Task set =
(a) According to the passage on electric light, what would the electric grid come to be considered?
(b) Resume the passage on electric light and Niagara Falls from its last sentence.

Selected passage =
%%

One moment our world was dark, and the next brilliant. That almost no one understood how this was accomplished, and that this light, unrelated to the eons of tallow and coal; this light, requiring nothing of us—no fussing over a flame or wick, no worry over the quality of the oil; this light, with its own particular trajectory tied to the precision of the industrial age—timed and tuned, and pitched and keyed, all rhythm and exactitude; this light, conjured by wizards—as both Edison and Tesla with their varying temperaments were called; this light, with its constancy and brilliance, was nothing if not the evidence of things unseen. What it did require, of course, was that we go forward on trust. What culminated at Niagara was only the beginning: the electric grid would come to be considered the greatest technical accomplishment of the twentieth century. New wizards would detach us even more from the things of this earth, and we would need to trust also that our data, words, and life’s work would not in an instant disappear from before our eyes. H. G. Wells understood that something fundamental had shifted as he stood looking at the falls in 1906. Not only had the spiritual been fused to the industrial, but it also seemed that some glory had been taken away from Nature herself.

%%

Page layout parsing data =

%%

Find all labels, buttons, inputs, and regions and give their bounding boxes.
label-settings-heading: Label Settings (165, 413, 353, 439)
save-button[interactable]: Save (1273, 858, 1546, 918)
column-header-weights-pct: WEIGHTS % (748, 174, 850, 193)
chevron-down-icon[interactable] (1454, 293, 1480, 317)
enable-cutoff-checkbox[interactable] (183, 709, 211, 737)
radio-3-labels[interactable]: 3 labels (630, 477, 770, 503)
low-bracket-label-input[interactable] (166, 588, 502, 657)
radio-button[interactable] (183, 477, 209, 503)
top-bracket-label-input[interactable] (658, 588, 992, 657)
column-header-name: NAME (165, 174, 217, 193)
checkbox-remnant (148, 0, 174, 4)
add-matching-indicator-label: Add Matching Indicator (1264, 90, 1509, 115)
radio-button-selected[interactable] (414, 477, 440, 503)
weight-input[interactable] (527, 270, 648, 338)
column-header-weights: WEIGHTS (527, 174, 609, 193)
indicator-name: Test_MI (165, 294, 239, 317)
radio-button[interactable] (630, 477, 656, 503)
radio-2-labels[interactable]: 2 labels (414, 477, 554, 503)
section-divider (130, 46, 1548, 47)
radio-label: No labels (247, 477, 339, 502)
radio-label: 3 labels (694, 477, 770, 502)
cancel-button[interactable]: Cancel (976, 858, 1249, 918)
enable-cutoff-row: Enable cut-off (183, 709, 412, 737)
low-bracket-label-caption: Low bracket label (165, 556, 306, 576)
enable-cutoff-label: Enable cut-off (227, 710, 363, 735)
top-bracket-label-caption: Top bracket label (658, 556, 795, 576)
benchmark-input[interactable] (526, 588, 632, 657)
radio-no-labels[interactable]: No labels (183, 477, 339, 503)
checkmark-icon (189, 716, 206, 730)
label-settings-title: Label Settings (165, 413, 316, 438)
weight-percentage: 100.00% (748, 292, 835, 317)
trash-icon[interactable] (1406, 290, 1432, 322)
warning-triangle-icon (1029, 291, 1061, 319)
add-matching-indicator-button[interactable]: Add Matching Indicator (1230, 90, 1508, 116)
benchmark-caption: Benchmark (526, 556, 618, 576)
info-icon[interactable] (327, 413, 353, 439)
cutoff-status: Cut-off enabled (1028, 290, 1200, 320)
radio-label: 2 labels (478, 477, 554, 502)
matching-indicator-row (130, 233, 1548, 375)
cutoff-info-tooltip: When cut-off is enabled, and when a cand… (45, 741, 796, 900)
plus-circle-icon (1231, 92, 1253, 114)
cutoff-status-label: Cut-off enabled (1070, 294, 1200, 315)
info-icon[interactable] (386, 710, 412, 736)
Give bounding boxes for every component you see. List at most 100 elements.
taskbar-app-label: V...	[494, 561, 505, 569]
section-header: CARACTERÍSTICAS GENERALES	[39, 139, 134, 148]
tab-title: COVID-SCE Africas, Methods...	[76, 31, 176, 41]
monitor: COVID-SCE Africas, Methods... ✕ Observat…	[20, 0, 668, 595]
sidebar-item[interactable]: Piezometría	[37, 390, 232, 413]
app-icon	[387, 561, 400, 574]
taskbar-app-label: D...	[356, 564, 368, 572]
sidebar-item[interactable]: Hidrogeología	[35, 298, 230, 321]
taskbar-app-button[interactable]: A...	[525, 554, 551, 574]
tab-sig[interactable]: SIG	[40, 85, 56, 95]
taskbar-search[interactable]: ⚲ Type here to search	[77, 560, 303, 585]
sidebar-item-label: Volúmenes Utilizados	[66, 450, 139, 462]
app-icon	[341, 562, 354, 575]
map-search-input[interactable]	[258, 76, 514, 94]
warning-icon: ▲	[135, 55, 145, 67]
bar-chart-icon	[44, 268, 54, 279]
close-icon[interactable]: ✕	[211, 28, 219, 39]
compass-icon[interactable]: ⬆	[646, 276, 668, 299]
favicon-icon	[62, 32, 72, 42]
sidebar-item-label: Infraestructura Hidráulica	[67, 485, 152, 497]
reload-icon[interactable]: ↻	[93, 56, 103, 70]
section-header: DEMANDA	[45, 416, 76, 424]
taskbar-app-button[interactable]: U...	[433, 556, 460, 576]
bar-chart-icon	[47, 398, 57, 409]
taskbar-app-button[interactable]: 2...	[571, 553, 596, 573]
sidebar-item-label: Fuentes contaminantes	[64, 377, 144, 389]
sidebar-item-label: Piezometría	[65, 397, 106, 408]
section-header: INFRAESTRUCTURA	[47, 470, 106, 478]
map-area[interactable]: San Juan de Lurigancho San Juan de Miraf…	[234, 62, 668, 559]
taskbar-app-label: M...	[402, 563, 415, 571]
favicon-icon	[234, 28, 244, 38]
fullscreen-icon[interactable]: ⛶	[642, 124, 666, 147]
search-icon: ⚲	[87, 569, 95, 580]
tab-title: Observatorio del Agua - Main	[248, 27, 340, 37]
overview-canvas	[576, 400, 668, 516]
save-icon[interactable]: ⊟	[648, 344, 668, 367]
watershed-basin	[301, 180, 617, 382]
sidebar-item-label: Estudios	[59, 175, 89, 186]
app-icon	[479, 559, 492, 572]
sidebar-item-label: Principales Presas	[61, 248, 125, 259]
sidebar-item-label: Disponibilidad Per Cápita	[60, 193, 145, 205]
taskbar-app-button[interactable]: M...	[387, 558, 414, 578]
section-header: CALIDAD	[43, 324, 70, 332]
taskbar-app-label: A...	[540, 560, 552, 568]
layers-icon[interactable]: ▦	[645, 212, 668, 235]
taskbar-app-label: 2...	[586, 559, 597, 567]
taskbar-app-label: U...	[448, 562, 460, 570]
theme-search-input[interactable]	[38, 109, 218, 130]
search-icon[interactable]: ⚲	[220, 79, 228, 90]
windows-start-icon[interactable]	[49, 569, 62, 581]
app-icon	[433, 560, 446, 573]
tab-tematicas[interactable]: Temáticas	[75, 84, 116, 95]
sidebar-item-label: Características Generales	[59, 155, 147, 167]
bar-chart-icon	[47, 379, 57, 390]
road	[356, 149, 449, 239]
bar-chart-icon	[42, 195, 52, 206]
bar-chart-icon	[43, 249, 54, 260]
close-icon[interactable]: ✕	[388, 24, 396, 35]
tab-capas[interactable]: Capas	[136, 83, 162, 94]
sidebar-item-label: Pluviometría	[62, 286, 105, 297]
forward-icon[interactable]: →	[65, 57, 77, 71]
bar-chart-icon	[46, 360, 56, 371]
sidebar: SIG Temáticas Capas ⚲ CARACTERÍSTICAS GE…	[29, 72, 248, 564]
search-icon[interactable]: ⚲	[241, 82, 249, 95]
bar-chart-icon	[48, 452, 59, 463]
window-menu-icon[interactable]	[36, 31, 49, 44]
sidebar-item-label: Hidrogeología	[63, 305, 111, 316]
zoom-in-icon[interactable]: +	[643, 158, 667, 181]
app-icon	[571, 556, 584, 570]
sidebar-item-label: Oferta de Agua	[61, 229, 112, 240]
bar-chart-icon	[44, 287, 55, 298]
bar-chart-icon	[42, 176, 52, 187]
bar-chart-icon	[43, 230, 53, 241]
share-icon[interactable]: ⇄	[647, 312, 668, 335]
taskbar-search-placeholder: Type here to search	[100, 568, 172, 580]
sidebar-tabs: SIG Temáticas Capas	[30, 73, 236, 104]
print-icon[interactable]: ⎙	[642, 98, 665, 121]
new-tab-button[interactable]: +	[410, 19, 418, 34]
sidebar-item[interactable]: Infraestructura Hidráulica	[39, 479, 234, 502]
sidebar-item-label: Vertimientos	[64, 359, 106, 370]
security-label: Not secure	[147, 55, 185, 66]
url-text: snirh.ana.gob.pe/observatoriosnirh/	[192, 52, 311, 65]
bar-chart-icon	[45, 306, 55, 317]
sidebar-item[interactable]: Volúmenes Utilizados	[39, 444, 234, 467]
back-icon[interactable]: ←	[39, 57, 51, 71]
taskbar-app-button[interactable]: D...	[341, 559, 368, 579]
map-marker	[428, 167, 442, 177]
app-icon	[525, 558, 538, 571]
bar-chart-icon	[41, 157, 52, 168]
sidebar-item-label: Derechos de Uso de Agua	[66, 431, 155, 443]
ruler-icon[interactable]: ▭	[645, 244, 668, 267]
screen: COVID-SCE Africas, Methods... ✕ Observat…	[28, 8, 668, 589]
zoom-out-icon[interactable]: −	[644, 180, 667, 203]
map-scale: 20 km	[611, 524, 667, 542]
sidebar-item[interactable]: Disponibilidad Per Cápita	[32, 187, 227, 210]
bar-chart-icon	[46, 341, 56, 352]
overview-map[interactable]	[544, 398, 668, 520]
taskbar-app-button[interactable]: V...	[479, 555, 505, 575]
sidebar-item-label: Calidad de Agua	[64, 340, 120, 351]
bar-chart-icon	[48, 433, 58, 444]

%%

Answers given =
(a) The greatest technical accomplishment of the twentieth century.

(b)
Elsewhere he wrote, “The Eskimo have no phrase expressing a greater degree of misery than ‘a woman without a lamp.’ After the death of a woman her lamp is placed upon her grave.”

THIS MUCH HAS ALWAYS been true: electricity can’t be stored. It must be generated as needed and consumed within moments of its generation. The supply must continually adjust itself to fluctuating demand, and a power plant must have sufficient capacity to meet all its customers’ needs at any given moment of the day. Maintaining this balance was especially fraught during the first tenuous decades of electrical expansion.

Electric light was now but one of many things that made life easier and also seemed to define what it meant to be modern.

When gaslight and kerosene lamps disappeared, so did the last vestige of a central fire in the home. Electric light was everywhere, yet concentrated nowhere; everyone sat in the halo of his or her own lamp.

At the same time, rural men and women stood bewildered before the one bare bulb hanging from their kitchen ceilings. Some screwed corncobs into light sockets to keep “the juice” from leaking out, or they would not let go of the chain pull, believing that once they released it, the light would go out.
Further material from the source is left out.